_TO BE DONE_
Copy each line that contains the string "examined".

_LISTED RECORDS_
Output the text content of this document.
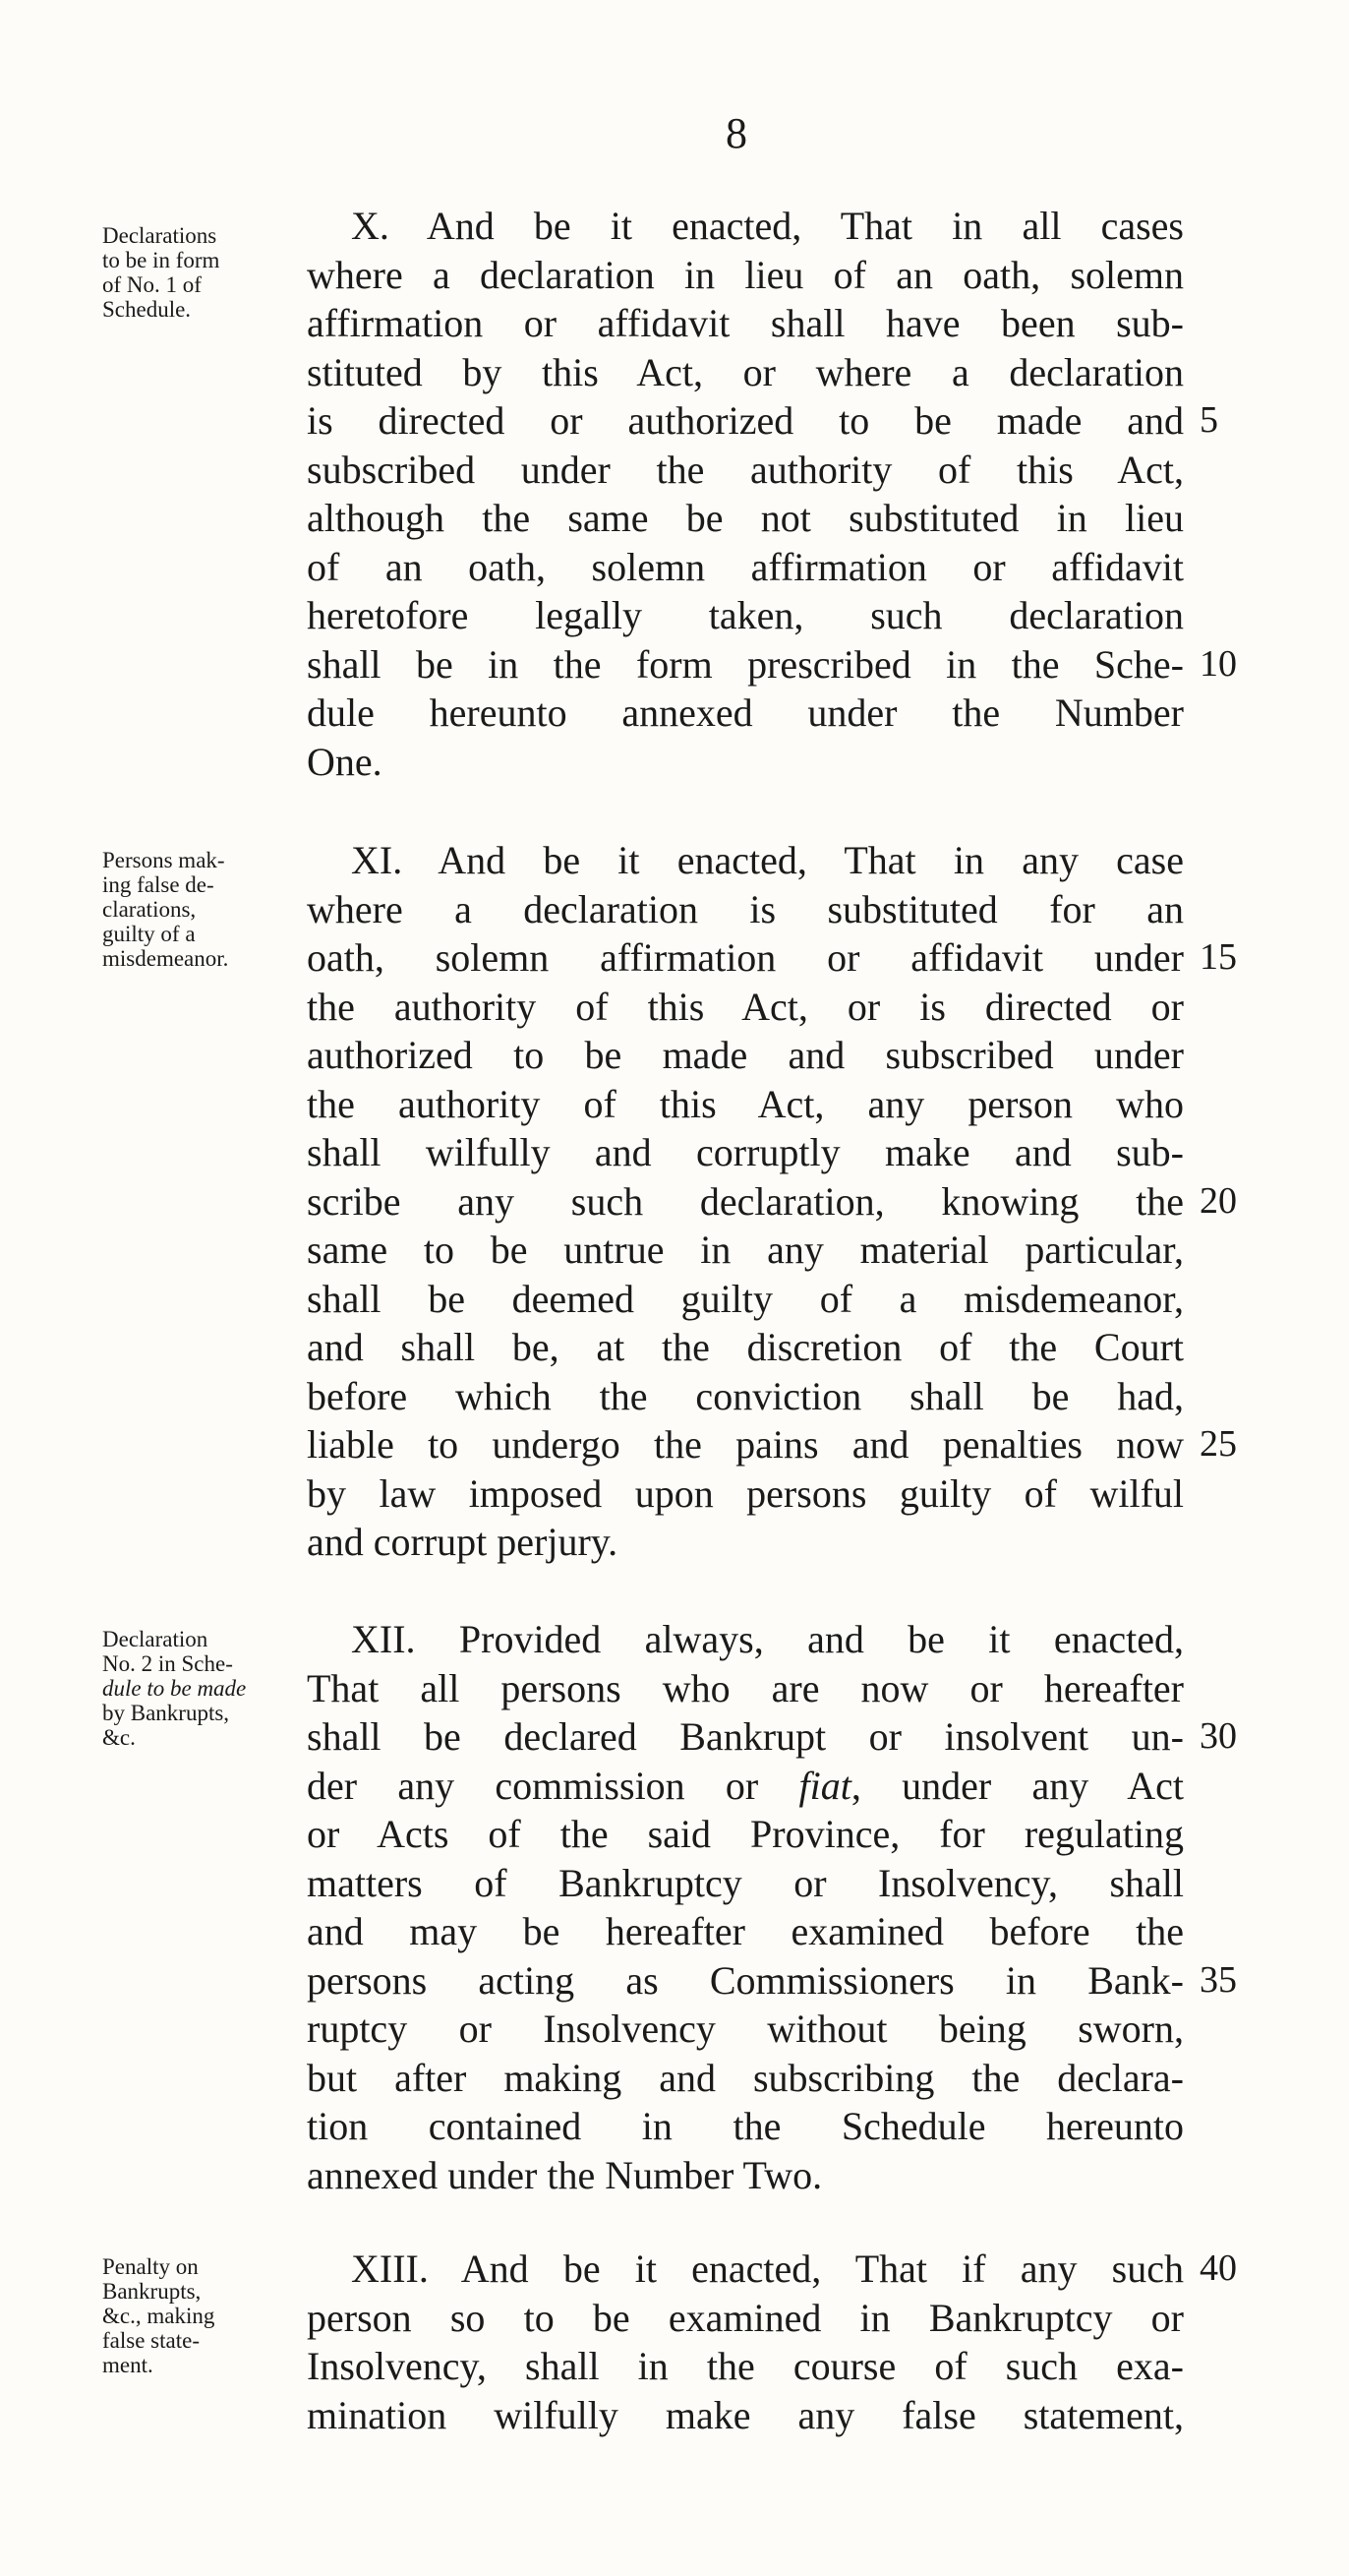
8
Declarations
to be in form
of No. 1 of
Schedule.
X. And be it enacted, That in all cases
where a declaration in lieu of an oath, solemn
affirmation or affidavit shall have been sub-
stituted by this Act, or where a declaration
is directed or authorized to be made and
subscribed under the authority of this Act,
although the same be not substituted in lieu
of an oath, solemn affirmation or affidavit
heretofore legally taken, such declaration
shall be in the form prescribed in the Sche-
dule hereunto annexed under the Number
One.
5
10
Persons mak-
ing false de-
clarations,
guilty of a
misdemeanor.
XI. And be it enacted, That in any case
where a declaration is substituted for an
oath, solemn affirmation or affidavit under
the authority of this Act, or is directed or
authorized to be made and subscribed under
the authority of this Act, any person who
shall wilfully and corruptly make and sub-
scribe any such declaration, knowing the
same to be untrue in any material particular,
shall be deemed guilty of a misdemeanor,
and shall be, at the discretion of the Court
before which the conviction shall be had,
liable to undergo the pains and penalties now
by law imposed upon persons guilty of wilful
and corrupt perjury.
15
20
25
Declaration
No. 2 in Sche-
dule to be made
by Bankrupts,
&c.
XII. Provided always, and be it enacted,
That all persons who are now or hereafter
shall be declared Bankrupt or insolvent un-
der any commission or fiat, under any Act
or Acts of the said Province, for regulating
matters of Bankruptcy or Insolvency, shall
and may be hereafter examined before the
persons acting as Commissioners in Bank-
ruptcy or Insolvency without being sworn,
but after making and subscribing the declara-
tion contained in the Schedule hereunto
annexed under the Number Two.
30
35
Penalty on
Bankrupts,
&c., making
false state-
ment.
XIII. And be it enacted, That if any such
person so to be examined in Bankruptcy or
Insolvency, shall in the course of such exa-
mination wilfully make any false statement,
40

_SOLUTION TO THE EXERCISE_
and may be hereafter examined before the
person so to be examined in Bankruptcy or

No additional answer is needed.